§ TASK INPUTS
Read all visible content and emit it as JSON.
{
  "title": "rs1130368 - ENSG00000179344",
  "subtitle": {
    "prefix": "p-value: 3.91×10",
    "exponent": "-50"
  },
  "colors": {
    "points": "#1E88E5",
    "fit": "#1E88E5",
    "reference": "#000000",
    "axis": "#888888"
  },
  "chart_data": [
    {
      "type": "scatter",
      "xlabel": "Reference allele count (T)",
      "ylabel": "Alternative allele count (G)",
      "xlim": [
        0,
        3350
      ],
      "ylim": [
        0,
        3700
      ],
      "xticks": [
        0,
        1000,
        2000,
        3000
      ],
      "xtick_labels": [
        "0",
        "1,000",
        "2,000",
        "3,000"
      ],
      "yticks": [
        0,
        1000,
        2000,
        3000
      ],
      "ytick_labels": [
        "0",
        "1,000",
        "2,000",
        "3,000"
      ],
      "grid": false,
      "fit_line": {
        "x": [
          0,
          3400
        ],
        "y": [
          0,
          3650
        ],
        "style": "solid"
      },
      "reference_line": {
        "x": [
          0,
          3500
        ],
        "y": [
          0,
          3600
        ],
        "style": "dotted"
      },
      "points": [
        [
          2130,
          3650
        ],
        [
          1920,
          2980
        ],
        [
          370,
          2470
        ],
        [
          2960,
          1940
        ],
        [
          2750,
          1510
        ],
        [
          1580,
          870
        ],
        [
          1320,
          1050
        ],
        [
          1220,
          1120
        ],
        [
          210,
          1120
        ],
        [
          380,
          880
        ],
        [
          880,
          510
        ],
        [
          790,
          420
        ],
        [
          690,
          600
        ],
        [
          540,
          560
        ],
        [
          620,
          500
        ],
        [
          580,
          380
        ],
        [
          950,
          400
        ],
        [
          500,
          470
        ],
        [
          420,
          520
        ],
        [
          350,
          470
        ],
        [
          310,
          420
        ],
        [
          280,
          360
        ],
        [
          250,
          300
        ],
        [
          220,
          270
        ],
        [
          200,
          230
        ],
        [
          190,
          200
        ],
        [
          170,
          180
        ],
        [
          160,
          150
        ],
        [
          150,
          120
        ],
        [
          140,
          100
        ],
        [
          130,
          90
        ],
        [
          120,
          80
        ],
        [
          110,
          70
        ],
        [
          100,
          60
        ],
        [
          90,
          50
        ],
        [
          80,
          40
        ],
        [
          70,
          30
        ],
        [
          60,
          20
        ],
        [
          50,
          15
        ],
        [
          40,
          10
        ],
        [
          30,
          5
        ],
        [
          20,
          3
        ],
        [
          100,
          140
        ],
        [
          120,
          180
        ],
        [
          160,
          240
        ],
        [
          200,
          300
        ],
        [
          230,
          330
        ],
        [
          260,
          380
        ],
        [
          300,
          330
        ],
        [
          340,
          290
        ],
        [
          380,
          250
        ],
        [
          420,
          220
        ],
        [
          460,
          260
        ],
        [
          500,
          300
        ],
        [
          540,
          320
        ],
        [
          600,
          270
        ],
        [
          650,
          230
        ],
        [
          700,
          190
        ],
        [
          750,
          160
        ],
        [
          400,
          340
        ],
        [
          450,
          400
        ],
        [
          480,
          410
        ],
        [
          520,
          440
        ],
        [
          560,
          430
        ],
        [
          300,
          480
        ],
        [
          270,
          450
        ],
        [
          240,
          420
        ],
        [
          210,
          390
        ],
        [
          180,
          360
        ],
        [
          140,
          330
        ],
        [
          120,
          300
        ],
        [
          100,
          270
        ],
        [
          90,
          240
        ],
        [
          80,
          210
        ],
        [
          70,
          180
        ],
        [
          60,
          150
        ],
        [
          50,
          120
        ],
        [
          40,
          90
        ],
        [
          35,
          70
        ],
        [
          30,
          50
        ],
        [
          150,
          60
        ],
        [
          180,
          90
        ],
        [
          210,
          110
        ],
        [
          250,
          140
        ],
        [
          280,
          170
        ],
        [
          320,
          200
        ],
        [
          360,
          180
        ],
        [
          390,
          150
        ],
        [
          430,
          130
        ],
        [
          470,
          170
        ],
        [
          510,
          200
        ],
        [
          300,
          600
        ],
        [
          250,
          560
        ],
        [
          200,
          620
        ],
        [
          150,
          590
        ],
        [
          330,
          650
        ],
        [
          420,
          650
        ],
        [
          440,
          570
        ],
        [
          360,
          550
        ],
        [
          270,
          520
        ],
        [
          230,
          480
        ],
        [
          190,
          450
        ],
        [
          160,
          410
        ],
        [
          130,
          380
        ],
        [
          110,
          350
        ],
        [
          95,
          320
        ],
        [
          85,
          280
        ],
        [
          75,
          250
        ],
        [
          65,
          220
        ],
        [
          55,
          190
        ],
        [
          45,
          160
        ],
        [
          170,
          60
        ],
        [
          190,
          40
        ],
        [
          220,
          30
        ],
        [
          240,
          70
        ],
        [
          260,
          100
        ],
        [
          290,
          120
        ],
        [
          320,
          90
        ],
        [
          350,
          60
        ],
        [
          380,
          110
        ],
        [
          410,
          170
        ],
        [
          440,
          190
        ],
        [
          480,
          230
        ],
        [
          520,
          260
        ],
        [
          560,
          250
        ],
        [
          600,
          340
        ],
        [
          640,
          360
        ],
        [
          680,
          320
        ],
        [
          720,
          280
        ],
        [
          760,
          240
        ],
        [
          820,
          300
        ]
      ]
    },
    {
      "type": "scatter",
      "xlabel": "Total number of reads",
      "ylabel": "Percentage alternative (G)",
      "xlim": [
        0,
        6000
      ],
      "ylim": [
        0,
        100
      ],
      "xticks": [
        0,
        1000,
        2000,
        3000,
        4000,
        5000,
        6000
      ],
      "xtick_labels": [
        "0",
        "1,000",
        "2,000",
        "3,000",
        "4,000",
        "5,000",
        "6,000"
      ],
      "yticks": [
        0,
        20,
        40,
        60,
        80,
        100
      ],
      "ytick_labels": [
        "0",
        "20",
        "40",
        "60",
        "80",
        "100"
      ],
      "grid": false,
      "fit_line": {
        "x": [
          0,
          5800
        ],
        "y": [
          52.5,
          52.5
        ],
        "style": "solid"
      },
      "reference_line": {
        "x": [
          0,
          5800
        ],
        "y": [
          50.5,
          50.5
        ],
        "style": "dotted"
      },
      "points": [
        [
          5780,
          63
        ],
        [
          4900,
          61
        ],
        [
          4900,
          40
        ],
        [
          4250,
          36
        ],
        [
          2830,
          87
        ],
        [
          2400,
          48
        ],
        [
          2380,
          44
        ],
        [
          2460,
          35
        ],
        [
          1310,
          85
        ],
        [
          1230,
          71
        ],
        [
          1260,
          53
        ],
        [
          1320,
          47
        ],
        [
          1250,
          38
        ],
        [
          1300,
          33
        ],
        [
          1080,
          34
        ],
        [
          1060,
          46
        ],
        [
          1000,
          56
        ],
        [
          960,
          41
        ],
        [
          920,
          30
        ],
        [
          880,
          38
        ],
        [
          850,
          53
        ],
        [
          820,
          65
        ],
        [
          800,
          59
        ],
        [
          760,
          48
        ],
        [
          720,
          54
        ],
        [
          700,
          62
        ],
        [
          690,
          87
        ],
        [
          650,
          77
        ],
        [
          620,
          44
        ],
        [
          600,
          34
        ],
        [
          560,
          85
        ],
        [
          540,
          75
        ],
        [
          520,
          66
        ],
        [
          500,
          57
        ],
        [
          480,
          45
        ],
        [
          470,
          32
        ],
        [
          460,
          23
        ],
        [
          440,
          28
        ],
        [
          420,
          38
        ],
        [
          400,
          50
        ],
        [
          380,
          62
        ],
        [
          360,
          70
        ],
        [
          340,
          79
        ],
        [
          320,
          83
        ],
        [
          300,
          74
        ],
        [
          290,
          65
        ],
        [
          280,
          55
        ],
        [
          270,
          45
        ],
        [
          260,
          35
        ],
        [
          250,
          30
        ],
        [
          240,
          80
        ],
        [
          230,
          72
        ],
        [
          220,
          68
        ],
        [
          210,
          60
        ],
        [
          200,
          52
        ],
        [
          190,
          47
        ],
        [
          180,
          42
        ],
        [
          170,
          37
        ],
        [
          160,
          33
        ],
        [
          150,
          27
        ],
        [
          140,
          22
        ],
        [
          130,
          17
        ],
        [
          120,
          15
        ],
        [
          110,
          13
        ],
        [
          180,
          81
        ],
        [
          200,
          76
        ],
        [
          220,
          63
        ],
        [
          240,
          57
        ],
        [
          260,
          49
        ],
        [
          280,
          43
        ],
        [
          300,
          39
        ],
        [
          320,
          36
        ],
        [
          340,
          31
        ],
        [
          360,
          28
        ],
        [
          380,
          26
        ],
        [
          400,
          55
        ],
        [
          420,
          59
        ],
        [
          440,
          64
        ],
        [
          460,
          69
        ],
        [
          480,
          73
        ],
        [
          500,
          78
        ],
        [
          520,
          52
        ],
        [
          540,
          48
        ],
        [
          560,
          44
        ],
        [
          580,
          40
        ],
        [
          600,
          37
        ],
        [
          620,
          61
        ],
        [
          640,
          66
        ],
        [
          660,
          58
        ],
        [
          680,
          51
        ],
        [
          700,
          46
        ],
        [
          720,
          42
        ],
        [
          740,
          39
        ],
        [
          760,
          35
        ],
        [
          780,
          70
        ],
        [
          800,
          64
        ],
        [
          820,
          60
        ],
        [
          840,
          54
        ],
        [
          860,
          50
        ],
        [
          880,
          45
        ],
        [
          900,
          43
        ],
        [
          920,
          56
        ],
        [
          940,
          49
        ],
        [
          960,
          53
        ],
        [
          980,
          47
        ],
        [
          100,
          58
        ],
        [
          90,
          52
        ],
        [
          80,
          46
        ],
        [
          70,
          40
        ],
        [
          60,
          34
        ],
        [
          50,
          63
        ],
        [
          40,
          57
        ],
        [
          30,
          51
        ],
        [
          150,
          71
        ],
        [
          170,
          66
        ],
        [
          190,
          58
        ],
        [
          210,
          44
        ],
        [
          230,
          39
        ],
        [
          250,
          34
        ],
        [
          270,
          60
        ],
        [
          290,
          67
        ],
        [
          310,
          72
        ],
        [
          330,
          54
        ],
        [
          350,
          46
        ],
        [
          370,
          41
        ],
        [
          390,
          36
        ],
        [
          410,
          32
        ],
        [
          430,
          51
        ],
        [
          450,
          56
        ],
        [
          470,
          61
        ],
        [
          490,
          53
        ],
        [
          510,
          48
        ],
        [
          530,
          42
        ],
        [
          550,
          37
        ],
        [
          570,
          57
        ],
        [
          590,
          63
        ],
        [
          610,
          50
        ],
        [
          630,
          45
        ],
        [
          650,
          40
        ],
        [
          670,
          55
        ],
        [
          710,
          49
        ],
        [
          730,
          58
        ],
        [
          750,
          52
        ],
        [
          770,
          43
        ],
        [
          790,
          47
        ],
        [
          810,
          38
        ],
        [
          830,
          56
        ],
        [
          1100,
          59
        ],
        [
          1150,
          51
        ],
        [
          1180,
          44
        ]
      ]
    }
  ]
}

§ WHAT IS NEEDED
Copy all lines from the material that hold "xlabel".

§ RESPONSE TO THIS TASK
      "xlabel": "Reference allele count (T)",
      "xlabel": "Total number of reads",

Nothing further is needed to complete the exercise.